▶ _Estratto_
══════════

EP.10 • ESPLORA TEAM

Esplora è un collettivo di creativi appassionati di outdoor e arti visive, ha l’obiettivo di ispirare le persone ad uscire dalla propria comfort zone e vivere esperienze nella natura. Abbiamo conosciuto Giuseppe, Cyclovagabond sui social, alla fiera del Cicloturismo di Bologna, si è creata da subito una forte intesa volta all’esplorazione di luoghi lontani. In pochi minuti di conversazione abbiamo messo giù le basi per quello che poi sarebbe stato il progetto più grosso realizzato da Esplora fino ad ora: la traversata del Nepal in bikepacking. L’idea era quella di realizzare un docu-film del viaggio, una pedalata di 1300km e 26000m di dislivello positivo dalla giungla del Terai fino alle alte vette Himalayane, un nuovo medium per Esplora, una scommessa ed una sfida contro noi stessi.

Siamo già certi che sarà difficile riassumere in poche domande tutte le curiosità che abbiamo sul vostro viaggio. 
Pensiamo che il viaggio sia, oltre che qualcosa di fisico e tangibile, anche un concetto profondamente filosofico che va oltre i giorni effettivi di spostamento e attività.

══════════

▶ _Dati forniti_
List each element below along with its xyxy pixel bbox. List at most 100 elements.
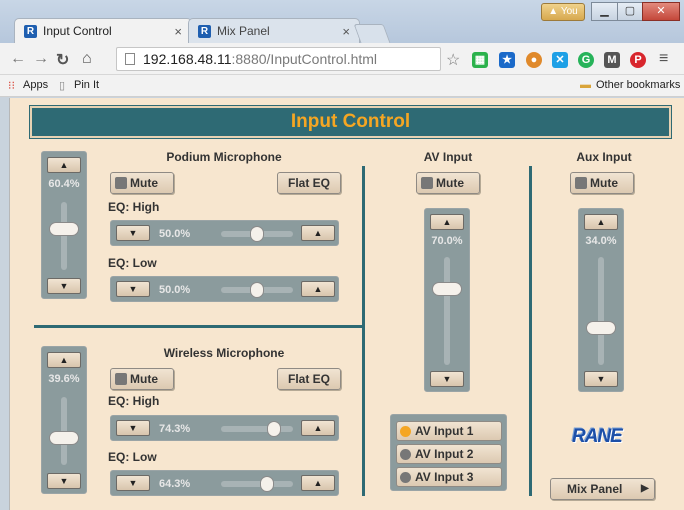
mute-led-icon (115, 373, 127, 385)
extension-g-icon[interactable]: G (578, 52, 594, 68)
mute-label: Mute (436, 176, 464, 190)
bookmark-other[interactable]: Other bookmarks (596, 79, 680, 91)
fader-track (61, 202, 67, 270)
tab-label: Input Control (43, 24, 112, 38)
fader-knob[interactable] (49, 431, 79, 446)
podium-eq-high-slider[interactable]: ▼ 50.0% ▲ (110, 220, 339, 246)
column-divider (362, 166, 365, 496)
up-arrow-button[interactable]: ▲ (301, 225, 335, 241)
user-profile-badge[interactable]: ▲ You (541, 3, 585, 21)
mute-label: Mute (130, 176, 158, 190)
down-arrow-button[interactable]: ▼ (116, 475, 150, 491)
tab-close-icon[interactable]: × (174, 24, 182, 39)
bookmark-apps[interactable]: Apps (23, 79, 48, 91)
fader-knob[interactable] (432, 282, 462, 297)
warning-icon: ▲ (548, 6, 559, 17)
minimize-button[interactable]: ▁ (591, 2, 618, 21)
source-led-icon (400, 426, 411, 437)
down-arrow-button[interactable]: ▼ (47, 473, 81, 489)
mute-led-icon (421, 177, 433, 189)
reload-icon[interactable]: ↻ (56, 50, 69, 70)
source-led-icon (400, 472, 411, 483)
page-title: Input Control (290, 111, 411, 132)
av-source-2-button[interactable]: AV Input 2 (396, 444, 502, 464)
up-arrow-button[interactable]: ▲ (301, 281, 335, 297)
wireless-eq-high-value: 74.3% (159, 423, 191, 435)
pinterest-icon[interactable]: P (630, 52, 646, 68)
down-arrow-button[interactable]: ▼ (116, 281, 150, 297)
extension-x-icon[interactable]: ✕ (552, 52, 568, 68)
home-icon[interactable]: ⌂ (82, 50, 92, 68)
tab-input-control[interactable]: R Input Control × (14, 18, 192, 43)
podium-title: Podium Microphone (166, 150, 282, 164)
fader-knob[interactable] (586, 321, 616, 336)
mute-label: Mute (130, 372, 158, 386)
menu-icon[interactable]: ≡ (659, 50, 668, 68)
podium-mute-button[interactable]: Mute (110, 172, 174, 194)
mix-panel-button[interactable]: Mix Panel ▶ (550, 478, 655, 500)
podium-eq-low-value: 50.0% (159, 284, 191, 296)
forward-arrow-icon[interactable]: → (33, 50, 49, 68)
tab-label: Mix Panel (217, 24, 270, 38)
aux-level-fader[interactable]: ▲ 34.0% ▼ (578, 208, 624, 392)
podium-level-fader[interactable]: ▲ 60.4% ▼ (41, 151, 87, 299)
fader-track (444, 257, 450, 365)
folder-icon: ▬ (580, 79, 591, 91)
slider-knob[interactable] (267, 421, 282, 437)
wireless-eq-low-slider[interactable]: ▼ 64.3% ▲ (110, 470, 339, 496)
address-bar[interactable]: 192.168.48.11:8880/InputControl.html (116, 47, 441, 71)
tab-mix-panel[interactable]: R Mix Panel × (188, 18, 360, 43)
wireless-mute-button[interactable]: Mute (110, 368, 174, 390)
source-label: AV Input 2 (415, 447, 474, 461)
slider-knob[interactable] (250, 226, 264, 242)
av-level-fader[interactable]: ▲ 70.0% ▼ (424, 208, 470, 392)
url-path: :8880/InputControl.html (231, 51, 378, 67)
down-arrow-button[interactable]: ▼ (47, 278, 81, 294)
down-arrow-button[interactable]: ▼ (116, 225, 150, 241)
slider-knob[interactable] (260, 476, 275, 492)
up-arrow-button[interactable]: ▲ (584, 214, 618, 230)
av-mute-button[interactable]: Mute (416, 172, 480, 194)
slider-knob[interactable] (250, 282, 264, 298)
up-arrow-button[interactable]: ▲ (301, 475, 335, 491)
mute-led-icon (575, 177, 587, 189)
bookmark-star-icon[interactable]: ☆ (446, 50, 460, 70)
wireless-flat-eq-button[interactable]: Flat EQ (277, 368, 341, 390)
aux-mute-button[interactable]: Mute (570, 172, 634, 194)
slider-track (221, 426, 293, 432)
extension-star-icon[interactable]: ★ (499, 52, 515, 68)
wireless-title: Wireless Microphone (163, 346, 285, 360)
extension-m-icon[interactable]: M (604, 52, 620, 68)
av-source-3-button[interactable]: AV Input 3 (396, 467, 502, 487)
bookmarks-bar: ⁝⁝ Apps ▯ Pin It ▬ Other bookmarks (0, 75, 684, 97)
source-label: AV Input 3 (415, 470, 474, 484)
wireless-level-fader[interactable]: ▲ 39.6% ▼ (41, 346, 87, 494)
up-arrow-button[interactable]: ▲ (301, 420, 335, 436)
av-input-title: AV Input (423, 150, 473, 164)
up-arrow-button[interactable]: ▲ (47, 352, 81, 368)
down-arrow-button[interactable]: ▼ (430, 371, 464, 387)
maximize-button[interactable]: ▢ (617, 2, 643, 21)
down-arrow-button[interactable]: ▼ (116, 420, 150, 436)
extension-globe-icon[interactable]: ● (526, 52, 542, 68)
podium-eq-low-slider[interactable]: ▼ 50.0% ▲ (110, 276, 339, 302)
input-control-page: Input Control Podium Microphone ▲ 60.4% … (9, 98, 684, 510)
av-source-1-button[interactable]: AV Input 1 (396, 421, 502, 441)
fader-knob[interactable] (49, 221, 79, 236)
back-arrow-icon[interactable]: ← (10, 50, 26, 68)
wireless-eq-high-slider[interactable]: ▼ 74.3% ▲ (110, 415, 339, 441)
up-arrow-button[interactable]: ▲ (430, 214, 464, 230)
page-icon: ▯ (59, 80, 66, 92)
podium-flat-eq-button[interactable]: Flat EQ (277, 172, 341, 194)
new-tab-button[interactable] (353, 24, 391, 43)
tab-close-icon[interactable]: × (342, 24, 350, 39)
close-window-button[interactable]: ✕ (642, 2, 680, 21)
extension-green-icon[interactable]: ▦ (472, 52, 488, 68)
up-arrow-button[interactable]: ▲ (47, 157, 81, 173)
wireless-eq-low-value: 64.3% (159, 478, 191, 490)
podium-eq-low-label: EQ: Low (108, 256, 157, 270)
play-arrow-icon: ▶ (641, 483, 649, 494)
bookmark-pin-it[interactable]: Pin It (74, 79, 99, 91)
down-arrow-button[interactable]: ▼ (584, 371, 618, 387)
slider-track (221, 481, 293, 487)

══════════

▶ _Consegna scritta 1_
Riporta il passo del testo su Esplora che inizia con "Esplora è un" e finisce con "contro noi stessi.".
▶ _Consegna scritta 2_
Secondo il testo su Esplora, in quale occasione è stato conosciuto Giuseppe?
▶ _Consegna scritta 3_
Prosegui il testo su Esplora dopo la sua ultima frase.

▶ _Risultato atteso 1_
Esplora è un collettivo di creativi appassionati di outdoor e arti visive, ha l’obiettivo di ispirare le persone ad uscire dalla propria comfort zone e vivere esperienze nella natura. Abbiamo conosciuto Giuseppe, Cyclovagabond sui social, alla fiera del Cicloturismo di Bologna, si è creata da subito una forte intesa volta all’esplorazione di luoghi lontani. In pochi minuti di conversazione abbiamo messo giù le basi per quello che poi sarebbe stato il progetto più grosso realizzato da Esplora fino ad ora: la traversata del Nepal in bikepacking. L’idea era quella di realizzare un docu-film del viaggio, una pedalata di 1300km e 26000m di dislivello positivo dalla giungla del Terai fino alle alte vette Himalayane, un nuovo medium per Esplora, una scommessa ed una sfida contro noi stessi.

▶ _Risultato atteso 2_
Alla fiera del Cicloturismo di Bologna.

▶ _Risultato atteso 3_
Iniziamo quindi chiedendovi, come è stata la preparazione e la fase prima della partenza? Quali erano i pensieri, le emozioni e le aspettative?

  • MARCO

    Dal momento in cui abbiamo deciso insieme a Giuseppe di partire per il Nepal, abbiamo iniziato subito a capire la logistica del viaggio: era fondamentale trovare il modo di far arrivare le nostre bici a Kathmandu, ma ancora più fondamentale era capire come arrivare da Kathmandu a Mahendranagar, 700km più a ovest sul confine con l’India, da cui Giuseppe sarebbe entrato dopo un mese di attraversata del paese. Per questo ci siamo affidati ad alcune guide locali che ci hanno aiutato con le informazioni su dove reperire i biglietti e quale bus dovessimo prendere… come immaginate le stazioni degli autobus nepalesi e la loro organizzazione sono molto lontani dagli standard che conosciamo in Italia, ma questo ha reso tutto ancor più un’avventura. A livello di aspettative eravamo tutti molto emozionati da quello che stavamo per fare, non sapevamo però bene cosa aspettarci da questo viaggio. La nostra filosofia è sempre stata quella di prendere le cose come arrivano, e questo ci ha permesso di vivere l’esperienza in modo aperto e positivo, trasformando anche le difficoltà in momenti di sfida con noi stessi.

  • DAVIDE

    La fase prima della partenza è stata un intenso momento di incastro di situazioni logistiche e organizzative, ma la fluidità con cui accadevano le cose mi lasciava senza fiato.
    Pensando all’incontro con Giuseppe e all’idea di andare in Nepal insieme nata dopo soli 10 minuti di conversazione: tutto era in armonia.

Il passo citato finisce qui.